→ **Stored records**
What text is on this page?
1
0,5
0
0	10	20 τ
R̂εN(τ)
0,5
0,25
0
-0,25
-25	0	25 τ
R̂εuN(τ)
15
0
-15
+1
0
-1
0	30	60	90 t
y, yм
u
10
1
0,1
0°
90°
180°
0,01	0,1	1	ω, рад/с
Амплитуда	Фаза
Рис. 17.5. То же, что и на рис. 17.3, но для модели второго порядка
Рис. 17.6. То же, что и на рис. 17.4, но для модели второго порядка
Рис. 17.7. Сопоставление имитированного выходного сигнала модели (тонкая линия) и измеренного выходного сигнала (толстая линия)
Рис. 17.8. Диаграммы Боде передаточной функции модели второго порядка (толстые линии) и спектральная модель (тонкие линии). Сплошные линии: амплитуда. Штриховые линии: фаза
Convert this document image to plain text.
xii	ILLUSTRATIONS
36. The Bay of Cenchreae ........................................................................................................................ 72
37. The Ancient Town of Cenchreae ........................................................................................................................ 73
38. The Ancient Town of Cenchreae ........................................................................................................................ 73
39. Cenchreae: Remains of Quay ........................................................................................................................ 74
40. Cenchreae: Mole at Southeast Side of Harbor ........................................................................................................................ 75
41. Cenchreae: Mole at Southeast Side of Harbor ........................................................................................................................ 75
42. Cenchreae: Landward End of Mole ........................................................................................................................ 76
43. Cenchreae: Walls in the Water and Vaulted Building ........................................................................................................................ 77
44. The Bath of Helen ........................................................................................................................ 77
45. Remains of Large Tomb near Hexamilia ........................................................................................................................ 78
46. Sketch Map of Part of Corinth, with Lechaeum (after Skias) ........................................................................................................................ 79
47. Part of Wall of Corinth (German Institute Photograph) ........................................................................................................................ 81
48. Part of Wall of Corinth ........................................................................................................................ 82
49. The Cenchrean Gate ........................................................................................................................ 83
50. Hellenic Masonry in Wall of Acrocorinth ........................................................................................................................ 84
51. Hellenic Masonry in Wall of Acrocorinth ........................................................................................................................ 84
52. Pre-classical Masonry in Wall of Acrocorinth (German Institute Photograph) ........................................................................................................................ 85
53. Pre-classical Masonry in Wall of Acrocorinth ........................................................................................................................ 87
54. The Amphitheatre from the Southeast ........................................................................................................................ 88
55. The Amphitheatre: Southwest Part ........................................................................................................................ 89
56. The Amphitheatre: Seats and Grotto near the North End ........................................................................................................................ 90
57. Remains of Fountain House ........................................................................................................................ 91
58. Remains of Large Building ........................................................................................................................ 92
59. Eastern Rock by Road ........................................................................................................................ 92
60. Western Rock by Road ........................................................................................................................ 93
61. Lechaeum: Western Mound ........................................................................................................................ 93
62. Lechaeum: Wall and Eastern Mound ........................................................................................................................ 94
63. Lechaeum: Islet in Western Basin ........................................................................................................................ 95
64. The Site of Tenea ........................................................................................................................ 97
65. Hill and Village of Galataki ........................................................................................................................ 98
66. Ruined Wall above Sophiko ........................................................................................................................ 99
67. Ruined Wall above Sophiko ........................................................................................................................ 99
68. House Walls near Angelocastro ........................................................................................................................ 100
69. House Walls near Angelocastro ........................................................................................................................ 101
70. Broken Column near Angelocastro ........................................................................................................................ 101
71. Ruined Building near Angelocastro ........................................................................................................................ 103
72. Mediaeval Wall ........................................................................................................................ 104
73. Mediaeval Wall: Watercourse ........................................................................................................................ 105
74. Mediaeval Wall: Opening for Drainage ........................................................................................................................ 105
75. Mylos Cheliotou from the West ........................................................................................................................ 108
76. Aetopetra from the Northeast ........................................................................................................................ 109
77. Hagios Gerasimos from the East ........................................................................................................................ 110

→ **Written request**
Each entry above is to be printed again exactly.

→ **Solution**
What text is on this page?
1
0,5
0
0	10	20 τ
R̂εN(τ)
0,5
0,25
0
-0,25
-25	0	25 τ
R̂εuN(τ)
15
0
-15
+1
0
-1
0	30	60	90 t
y, yм
u
10
1
0,1
0°
90°
180°
0,01	0,1	1	ω, рад/с
Амплитуда	Фаза
Рис. 17.5. То же, что и на рис. 17.3, но для модели второго порядка
Рис. 17.6. То же, что и на рис. 17.4, но для модели второго порядка
Рис. 17.7. Сопоставление имитированного выходного сигнала модели (тонкая линия) и измеренного выходного сигнала (толстая линия)
Рис. 17.8. Диаграммы Боде передаточной функции модели второго порядка (толстые линии) и спектральная модель (тонкие линии). Сплошные линии: амплитуда. Штриховые линии: фаза
Convert this document image to plain text.
xii	ILLUSTRATIONS
36. The Bay of Cenchreae ........................................................................................................................ 72
37. The Ancient Town of Cenchreae ........................................................................................................................ 73
38. The Ancient Town of Cenchreae ........................................................................................................................ 73
39. Cenchreae: Remains of Quay ........................................................................................................................ 74
40. Cenchreae: Mole at Southeast Side of Harbor ........................................................................................................................ 75
41. Cenchreae: Mole at Southeast Side of Harbor ........................................................................................................................ 75
42. Cenchreae: Landward End of Mole ........................................................................................................................ 76
43. Cenchreae: Walls in the Water and Vaulted Building ........................................................................................................................ 77
44. The Bath of Helen ........................................................................................................................ 77
45. Remains of Large Tomb near Hexamilia ........................................................................................................................ 78
46. Sketch Map of Part of Corinth, with Lechaeum (after Skias) ........................................................................................................................ 79
47. Part of Wall of Corinth (German Institute Photograph) ........................................................................................................................ 81
48. Part of Wall of Corinth ........................................................................................................................ 82
49. The Cenchrean Gate ........................................................................................................................ 83
50. Hellenic Masonry in Wall of Acrocorinth ........................................................................................................................ 84
51. Hellenic Masonry in Wall of Acrocorinth ........................................................................................................................ 84
52. Pre-classical Masonry in Wall of Acrocorinth (German Institute Photograph) ........................................................................................................................ 85
53. Pre-classical Masonry in Wall of Acrocorinth ........................................................................................................................ 87
54. The Amphitheatre from the Southeast ........................................................................................................................ 88
55. The Amphitheatre: Southwest Part ........................................................................................................................ 89
56. The Amphitheatre: Seats and Grotto near the North End ........................................................................................................................ 90
57. Remains of Fountain House ........................................................................................................................ 91
58. Remains of Large Building ........................................................................................................................ 92
59. Eastern Rock by Road ........................................................................................................................ 92
60. Western Rock by Road ........................................................................................................................ 93
61. Lechaeum: Western Mound ........................................................................................................................ 93
62. Lechaeum: Wall and Eastern Mound ........................................................................................................................ 94
63. Lechaeum: Islet in Western Basin ........................................................................................................................ 95
64. The Site of Tenea ........................................................................................................................ 97
65. Hill and Village of Galataki ........................................................................................................................ 98
66. Ruined Wall above Sophiko ........................................................................................................................ 99
67. Ruined Wall above Sophiko ........................................................................................................................ 99
68. House Walls near Angelocastro ........................................................................................................................ 100
69. House Walls near Angelocastro ........................................................................................................................ 101
70. Broken Column near Angelocastro ........................................................................................................................ 101
71. Ruined Building near Angelocastro ........................................................................................................................ 103
72. Mediaeval Wall ........................................................................................................................ 104
73. Mediaeval Wall: Watercourse ........................................................................................................................ 105
74. Mediaeval Wall: Opening for Drainage ........................................................................................................................ 105
75. Mylos Cheliotou from the West ........................................................................................................................ 108
76. Aetopetra from the Northeast ........................................................................................................................ 109
77. Hagios Gerasimos from the East ........................................................................................................................ 110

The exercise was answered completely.